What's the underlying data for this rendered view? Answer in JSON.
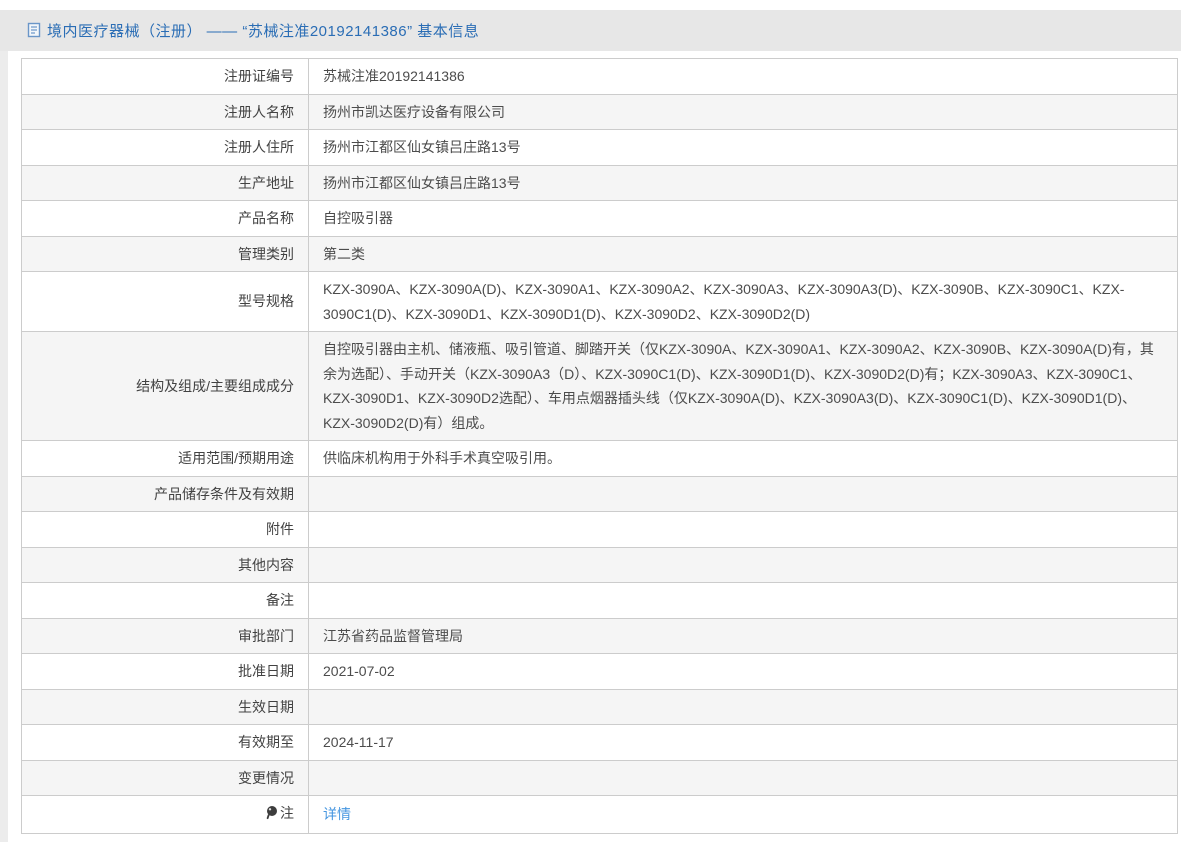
{
  "colors": {
    "page_background": "#ececec",
    "title_bar_background": "#e7e7e7",
    "panel_background": "#ffffff",
    "table_border": "#cccccc",
    "striped_row_background": "#f5f5f5",
    "title_text": "#2a6db5",
    "body_text": "#4c4c4c",
    "link_text": "#4596e0"
  },
  "header": {
    "icon": "document-icon",
    "title": "境内医疗器械（注册） —— “苏械注准20192141386” 基本信息"
  },
  "table": {
    "rows": [
      {
        "label": "注册证编号",
        "value": "苏械注准20192141386"
      },
      {
        "label": "注册人名称",
        "value": "扬州市凯达医疗设备有限公司"
      },
      {
        "label": "注册人住所",
        "value": "扬州市江都区仙女镇吕庄路13号"
      },
      {
        "label": "生产地址",
        "value": "扬州市江都区仙女镇吕庄路13号"
      },
      {
        "label": "产品名称",
        "value": "自控吸引器"
      },
      {
        "label": "管理类别",
        "value": "第二类"
      },
      {
        "label": "型号规格",
        "value": "KZX-3090A、KZX-3090A(D)、KZX-3090A1、KZX-3090A2、KZX-3090A3、KZX-3090A3(D)、KZX-3090B、KZX-3090C1、KZX-3090C1(D)、KZX-3090D1、KZX-3090D1(D)、KZX-3090D2、KZX-3090D2(D)"
      },
      {
        "label": "结构及组成/主要组成成分",
        "value": "自控吸引器由主机、储液瓶、吸引管道、脚踏开关（仅KZX-3090A、KZX-3090A1、KZX-3090A2、KZX-3090B、KZX-3090A(D)有，其余为选配）、手动开关（KZX-3090A3（D）、KZX-3090C1(D)、KZX-3090D1(D)、KZX-3090D2(D)有；KZX-3090A3、KZX-3090C1、KZX-3090D1、KZX-3090D2选配）、车用点烟器插头线（仅KZX-3090A(D)、KZX-3090A3(D)、KZX-3090C1(D)、KZX-3090D1(D)、KZX-3090D2(D)有）组成。"
      },
      {
        "label": "适用范围/预期用途",
        "value": "供临床机构用于外科手术真空吸引用。"
      },
      {
        "label": "产品储存条件及有效期",
        "value": ""
      },
      {
        "label": "附件",
        "value": ""
      },
      {
        "label": "其他内容",
        "value": ""
      },
      {
        "label": "备注",
        "value": ""
      },
      {
        "label": "审批部门",
        "value": "江苏省药品监督管理局"
      },
      {
        "label": "批准日期",
        "value": "2021-07-02"
      },
      {
        "label": "生效日期",
        "value": ""
      },
      {
        "label": "有效期至",
        "value": "2024-11-17"
      },
      {
        "label": "变更情况",
        "value": ""
      },
      {
        "label": "注",
        "value": "详情",
        "label_icon": "note-bulb-icon",
        "value_is_link": true
      }
    ]
  }
}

§ **CHALLENGE**
Output all of the data exactly as it stands, minus any images.

§ **CORRECT OUTPUT**
What's the underlying data for this rendered view? Answer in JSON.
{
  "colors": {
    "page_background": "#ececec",
    "title_bar_background": "#e7e7e7",
    "panel_background": "#ffffff",
    "table_border": "#cccccc",
    "striped_row_background": "#f5f5f5",
    "title_text": "#2a6db5",
    "body_text": "#4c4c4c",
    "link_text": "#4596e0"
  },
  "header": {
    "icon": "document-icon",
    "title": "境内医疗器械（注册） —— “苏械注准20192141386” 基本信息"
  },
  "table": {
    "rows": [
      {
        "label": "注册证编号",
        "value": "苏械注准20192141386"
      },
      {
        "label": "注册人名称",
        "value": "扬州市凯达医疗设备有限公司"
      },
      {
        "label": "注册人住所",
        "value": "扬州市江都区仙女镇吕庄路13号"
      },
      {
        "label": "生产地址",
        "value": "扬州市江都区仙女镇吕庄路13号"
      },
      {
        "label": "产品名称",
        "value": "自控吸引器"
      },
      {
        "label": "管理类别",
        "value": "第二类"
      },
      {
        "label": "型号规格",
        "value": "KZX-3090A、KZX-3090A(D)、KZX-3090A1、KZX-3090A2、KZX-3090A3、KZX-3090A3(D)、KZX-3090B、KZX-3090C1、KZX-3090C1(D)、KZX-3090D1、KZX-3090D1(D)、KZX-3090D2、KZX-3090D2(D)"
      },
      {
        "label": "结构及组成/主要组成成分",
        "value": "自控吸引器由主机、储液瓶、吸引管道、脚踏开关（仅KZX-3090A、KZX-3090A1、KZX-3090A2、KZX-3090B、KZX-3090A(D)有，其余为选配）、手动开关（KZX-3090A3（D）、KZX-3090C1(D)、KZX-3090D1(D)、KZX-3090D2(D)有；KZX-3090A3、KZX-3090C1、KZX-3090D1、KZX-3090D2选配）、车用点烟器插头线（仅KZX-3090A(D)、KZX-3090A3(D)、KZX-3090C1(D)、KZX-3090D1(D)、KZX-3090D2(D)有）组成。"
      },
      {
        "label": "适用范围/预期用途",
        "value": "供临床机构用于外科手术真空吸引用。"
      },
      {
        "label": "产品储存条件及有效期",
        "value": ""
      },
      {
        "label": "附件",
        "value": ""
      },
      {
        "label": "其他内容",
        "value": ""
      },
      {
        "label": "备注",
        "value": ""
      },
      {
        "label": "审批部门",
        "value": "江苏省药品监督管理局"
      },
      {
        "label": "批准日期",
        "value": "2021-07-02"
      },
      {
        "label": "生效日期",
        "value": ""
      },
      {
        "label": "有效期至",
        "value": "2024-11-17"
      },
      {
        "label": "变更情况",
        "value": ""
      },
      {
        "label": "注",
        "value": "详情",
        "label_icon": "note-bulb-icon",
        "value_is_link": true
      }
    ]
  }
}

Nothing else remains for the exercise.